— Data for processing —
⁂

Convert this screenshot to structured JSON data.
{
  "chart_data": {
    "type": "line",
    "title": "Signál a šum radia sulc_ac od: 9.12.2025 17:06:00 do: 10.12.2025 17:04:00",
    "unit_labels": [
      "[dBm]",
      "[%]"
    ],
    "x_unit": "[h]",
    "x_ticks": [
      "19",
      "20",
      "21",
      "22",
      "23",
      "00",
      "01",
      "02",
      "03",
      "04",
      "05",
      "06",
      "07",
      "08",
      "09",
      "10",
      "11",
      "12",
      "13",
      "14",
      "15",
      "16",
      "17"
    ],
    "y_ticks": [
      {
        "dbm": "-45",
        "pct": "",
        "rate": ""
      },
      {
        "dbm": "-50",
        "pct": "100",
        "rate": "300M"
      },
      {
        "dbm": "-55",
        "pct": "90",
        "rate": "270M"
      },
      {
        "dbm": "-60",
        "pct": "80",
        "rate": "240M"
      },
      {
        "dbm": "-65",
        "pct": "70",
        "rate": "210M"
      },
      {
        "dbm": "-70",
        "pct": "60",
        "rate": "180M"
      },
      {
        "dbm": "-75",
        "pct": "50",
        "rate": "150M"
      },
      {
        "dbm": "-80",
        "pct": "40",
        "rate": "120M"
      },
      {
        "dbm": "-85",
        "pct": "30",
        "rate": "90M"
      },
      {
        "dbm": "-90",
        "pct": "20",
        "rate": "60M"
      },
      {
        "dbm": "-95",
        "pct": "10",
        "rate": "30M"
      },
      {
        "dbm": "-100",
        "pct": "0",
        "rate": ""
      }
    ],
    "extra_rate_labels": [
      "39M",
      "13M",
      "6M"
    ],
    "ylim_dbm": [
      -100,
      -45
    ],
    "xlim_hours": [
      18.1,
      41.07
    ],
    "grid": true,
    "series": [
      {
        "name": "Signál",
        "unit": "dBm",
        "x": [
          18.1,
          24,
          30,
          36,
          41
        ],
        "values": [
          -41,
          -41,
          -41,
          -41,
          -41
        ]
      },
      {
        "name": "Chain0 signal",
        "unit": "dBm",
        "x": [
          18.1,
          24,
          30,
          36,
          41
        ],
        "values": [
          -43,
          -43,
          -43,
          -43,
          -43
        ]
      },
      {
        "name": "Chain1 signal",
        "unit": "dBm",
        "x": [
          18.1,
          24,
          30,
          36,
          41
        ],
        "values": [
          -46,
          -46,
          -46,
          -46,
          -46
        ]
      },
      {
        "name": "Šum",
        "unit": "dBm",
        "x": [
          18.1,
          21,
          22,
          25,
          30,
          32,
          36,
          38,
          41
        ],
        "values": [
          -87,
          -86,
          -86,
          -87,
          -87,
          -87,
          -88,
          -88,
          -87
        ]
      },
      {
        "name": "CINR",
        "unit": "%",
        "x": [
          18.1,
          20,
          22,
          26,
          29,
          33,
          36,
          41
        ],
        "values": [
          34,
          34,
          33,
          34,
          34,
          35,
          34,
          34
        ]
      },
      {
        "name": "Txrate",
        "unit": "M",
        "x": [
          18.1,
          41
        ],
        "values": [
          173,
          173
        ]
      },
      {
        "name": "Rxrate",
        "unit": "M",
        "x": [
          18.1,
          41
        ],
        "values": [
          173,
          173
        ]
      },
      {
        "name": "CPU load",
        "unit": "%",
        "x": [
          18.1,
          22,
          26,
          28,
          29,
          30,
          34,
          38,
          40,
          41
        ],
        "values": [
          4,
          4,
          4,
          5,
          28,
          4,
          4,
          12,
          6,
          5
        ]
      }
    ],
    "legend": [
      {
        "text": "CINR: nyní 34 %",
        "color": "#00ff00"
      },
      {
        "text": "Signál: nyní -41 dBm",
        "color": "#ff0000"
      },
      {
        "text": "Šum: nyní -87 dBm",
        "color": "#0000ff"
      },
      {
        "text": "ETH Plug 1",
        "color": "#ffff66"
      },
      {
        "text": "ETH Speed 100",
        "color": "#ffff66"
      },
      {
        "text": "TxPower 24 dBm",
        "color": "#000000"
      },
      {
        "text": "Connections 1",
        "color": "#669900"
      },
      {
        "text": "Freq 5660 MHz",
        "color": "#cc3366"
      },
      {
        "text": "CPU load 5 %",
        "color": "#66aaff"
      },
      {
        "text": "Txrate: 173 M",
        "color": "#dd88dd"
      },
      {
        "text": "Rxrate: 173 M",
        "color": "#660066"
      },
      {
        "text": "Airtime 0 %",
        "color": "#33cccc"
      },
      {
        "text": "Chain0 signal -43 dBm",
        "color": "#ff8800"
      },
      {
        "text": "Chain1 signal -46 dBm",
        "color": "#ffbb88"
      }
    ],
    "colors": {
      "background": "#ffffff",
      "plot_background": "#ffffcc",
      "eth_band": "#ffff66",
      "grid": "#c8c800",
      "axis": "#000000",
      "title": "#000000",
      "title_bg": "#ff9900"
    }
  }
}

⁂

— Task description —
Each entry must be reproduced verbatim.

— Answer to the exercise —
Convert this screenshot to structured JSON data.
{
  "chart_data": {
    "type": "line",
    "title": "Signál a šum radia sulc_ac od: 9.12.2025 17:06:00 do: 10.12.2025 17:04:00",
    "unit_labels": [
      "[dBm]",
      "[%]"
    ],
    "x_unit": "[h]",
    "x_ticks": [
      "19",
      "20",
      "21",
      "22",
      "23",
      "00",
      "01",
      "02",
      "03",
      "04",
      "05",
      "06",
      "07",
      "08",
      "09",
      "10",
      "11",
      "12",
      "13",
      "14",
      "15",
      "16",
      "17"
    ],
    "y_ticks": [
      {
        "dbm": "-45",
        "pct": "",
        "rate": ""
      },
      {
        "dbm": "-50",
        "pct": "100",
        "rate": "300M"
      },
      {
        "dbm": "-55",
        "pct": "90",
        "rate": "270M"
      },
      {
        "dbm": "-60",
        "pct": "80",
        "rate": "240M"
      },
      {
        "dbm": "-65",
        "pct": "70",
        "rate": "210M"
      },
      {
        "dbm": "-70",
        "pct": "60",
        "rate": "180M"
      },
      {
        "dbm": "-75",
        "pct": "50",
        "rate": "150M"
      },
      {
        "dbm": "-80",
        "pct": "40",
        "rate": "120M"
      },
      {
        "dbm": "-85",
        "pct": "30",
        "rate": "90M"
      },
      {
        "dbm": "-90",
        "pct": "20",
        "rate": "60M"
      },
      {
        "dbm": "-95",
        "pct": "10",
        "rate": "30M"
      },
      {
        "dbm": "-100",
        "pct": "0",
        "rate": ""
      }
    ],
    "extra_rate_labels": [
      "39M",
      "13M",
      "6M"
    ],
    "ylim_dbm": [
      -100,
      -45
    ],
    "xlim_hours": [
      18.1,
      41.07
    ],
    "grid": true,
    "series": [
      {
        "name": "Signál",
        "unit": "dBm",
        "x": [
          18.1,
          24,
          30,
          36,
          41
        ],
        "values": [
          -41,
          -41,
          -41,
          -41,
          -41
        ]
      },
      {
        "name": "Chain0 signal",
        "unit": "dBm",
        "x": [
          18.1,
          24,
          30,
          36,
          41
        ],
        "values": [
          -43,
          -43,
          -43,
          -43,
          -43
        ]
      },
      {
        "name": "Chain1 signal",
        "unit": "dBm",
        "x": [
          18.1,
          24,
          30,
          36,
          41
        ],
        "values": [
          -46,
          -46,
          -46,
          -46,
          -46
        ]
      },
      {
        "name": "Šum",
        "unit": "dBm",
        "x": [
          18.1,
          21,
          22,
          25,
          30,
          32,
          36,
          38,
          41
        ],
        "values": [
          -87,
          -86,
          -86,
          -87,
          -87,
          -87,
          -88,
          -88,
          -87
        ]
      },
      {
        "name": "CINR",
        "unit": "%",
        "x": [
          18.1,
          20,
          22,
          26,
          29,
          33,
          36,
          41
        ],
        "values": [
          34,
          34,
          33,
          34,
          34,
          35,
          34,
          34
        ]
      },
      {
        "name": "Txrate",
        "unit": "M",
        "x": [
          18.1,
          41
        ],
        "values": [
          173,
          173
        ]
      },
      {
        "name": "Rxrate",
        "unit": "M",
        "x": [
          18.1,
          41
        ],
        "values": [
          173,
          173
        ]
      },
      {
        "name": "CPU load",
        "unit": "%",
        "x": [
          18.1,
          22,
          26,
          28,
          29,
          30,
          34,
          38,
          40,
          41
        ],
        "values": [
          4,
          4,
          4,
          5,
          28,
          4,
          4,
          12,
          6,
          5
        ]
      }
    ],
    "legend": [
      {
        "text": "CINR: nyní 34 %",
        "color": "#00ff00"
      },
      {
        "text": "Signál: nyní -41 dBm",
        "color": "#ff0000"
      },
      {
        "text": "Šum: nyní -87 dBm",
        "color": "#0000ff"
      },
      {
        "text": "ETH Plug 1",
        "color": "#ffff66"
      },
      {
        "text": "ETH Speed 100",
        "color": "#ffff66"
      },
      {
        "text": "TxPower 24 dBm",
        "color": "#000000"
      },
      {
        "text": "Connections 1",
        "color": "#669900"
      },
      {
        "text": "Freq 5660 MHz",
        "color": "#cc3366"
      },
      {
        "text": "CPU load 5 %",
        "color": "#66aaff"
      },
      {
        "text": "Txrate: 173 M",
        "color": "#dd88dd"
      },
      {
        "text": "Rxrate: 173 M",
        "color": "#660066"
      },
      {
        "text": "Airtime 0 %",
        "color": "#33cccc"
      },
      {
        "text": "Chain0 signal -43 dBm",
        "color": "#ff8800"
      },
      {
        "text": "Chain1 signal -46 dBm",
        "color": "#ffbb88"
      }
    ],
    "colors": {
      "background": "#ffffff",
      "plot_background": "#ffffcc",
      "eth_band": "#ffff66",
      "grid": "#c8c800",
      "axis": "#000000",
      "title": "#000000",
      "title_bg": "#ff9900"
    }
  }
}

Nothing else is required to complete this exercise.